**GIVEN PROBLEM:**
Copy each line of the entries beneath that contains the word "JSON".

Dataset records:
□ □ □ □ □

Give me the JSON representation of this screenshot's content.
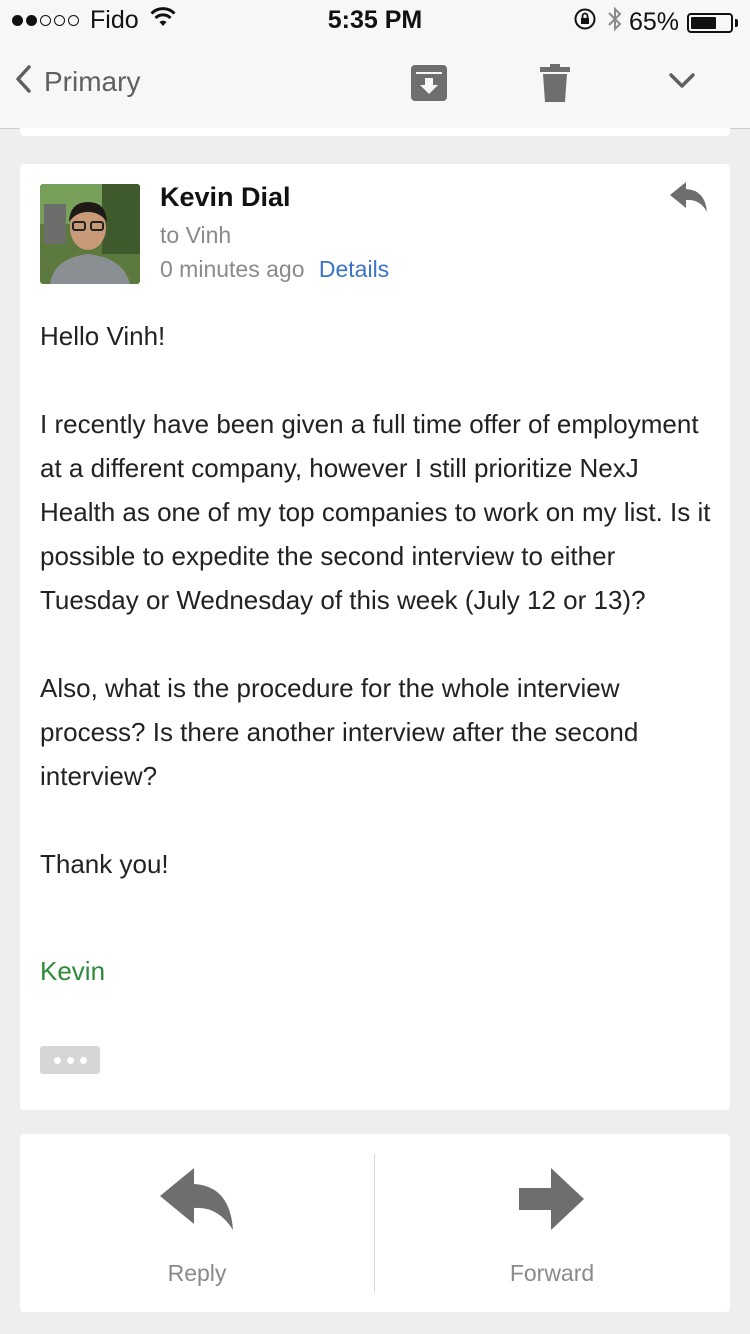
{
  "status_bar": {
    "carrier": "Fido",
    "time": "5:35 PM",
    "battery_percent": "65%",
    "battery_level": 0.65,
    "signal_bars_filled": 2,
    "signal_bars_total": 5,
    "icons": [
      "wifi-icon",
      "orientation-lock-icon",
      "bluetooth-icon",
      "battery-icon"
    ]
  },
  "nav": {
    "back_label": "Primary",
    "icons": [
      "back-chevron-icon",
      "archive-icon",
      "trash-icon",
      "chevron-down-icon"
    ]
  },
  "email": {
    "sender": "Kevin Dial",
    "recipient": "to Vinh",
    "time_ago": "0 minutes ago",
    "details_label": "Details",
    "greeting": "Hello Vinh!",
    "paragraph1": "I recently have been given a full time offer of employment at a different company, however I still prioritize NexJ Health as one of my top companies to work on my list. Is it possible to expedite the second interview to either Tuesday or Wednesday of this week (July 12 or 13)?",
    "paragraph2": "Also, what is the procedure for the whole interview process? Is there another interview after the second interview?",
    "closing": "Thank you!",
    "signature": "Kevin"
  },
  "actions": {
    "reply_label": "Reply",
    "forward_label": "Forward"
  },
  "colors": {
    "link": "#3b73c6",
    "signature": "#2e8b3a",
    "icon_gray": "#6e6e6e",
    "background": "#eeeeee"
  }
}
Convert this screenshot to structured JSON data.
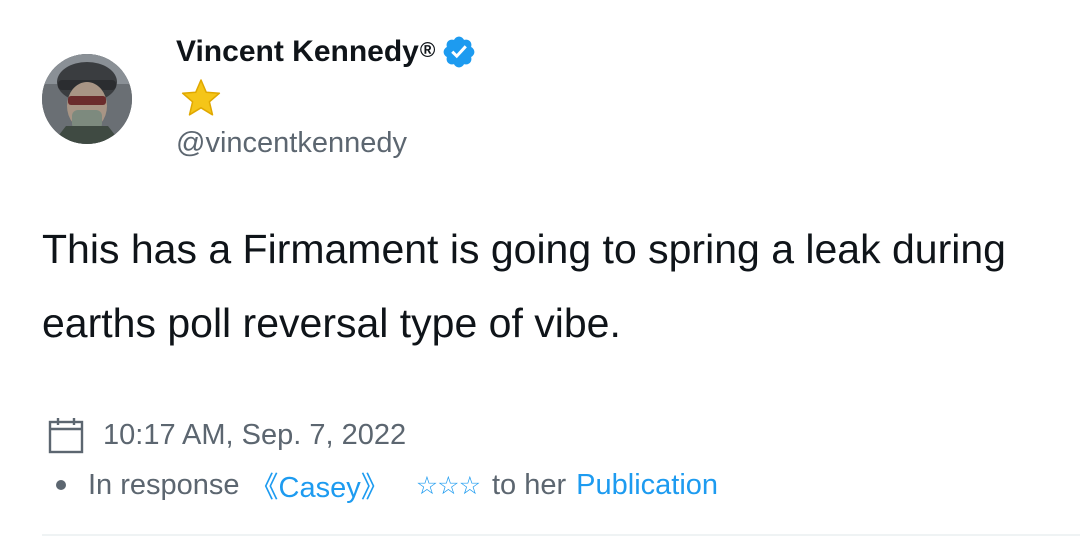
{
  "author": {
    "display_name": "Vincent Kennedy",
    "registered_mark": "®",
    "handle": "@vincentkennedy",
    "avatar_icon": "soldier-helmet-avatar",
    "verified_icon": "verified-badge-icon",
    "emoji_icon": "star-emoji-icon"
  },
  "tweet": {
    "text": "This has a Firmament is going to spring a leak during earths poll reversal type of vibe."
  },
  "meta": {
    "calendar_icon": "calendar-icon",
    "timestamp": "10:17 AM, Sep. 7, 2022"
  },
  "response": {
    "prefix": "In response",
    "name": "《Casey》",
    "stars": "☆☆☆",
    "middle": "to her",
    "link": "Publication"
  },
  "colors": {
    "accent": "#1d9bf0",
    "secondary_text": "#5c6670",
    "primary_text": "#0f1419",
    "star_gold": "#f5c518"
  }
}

□ □ □ □ □

**WORKED SOLUTION:**
Give me the JSON representation of this screenshot's content.
Convert this screenshot to structured JSON data.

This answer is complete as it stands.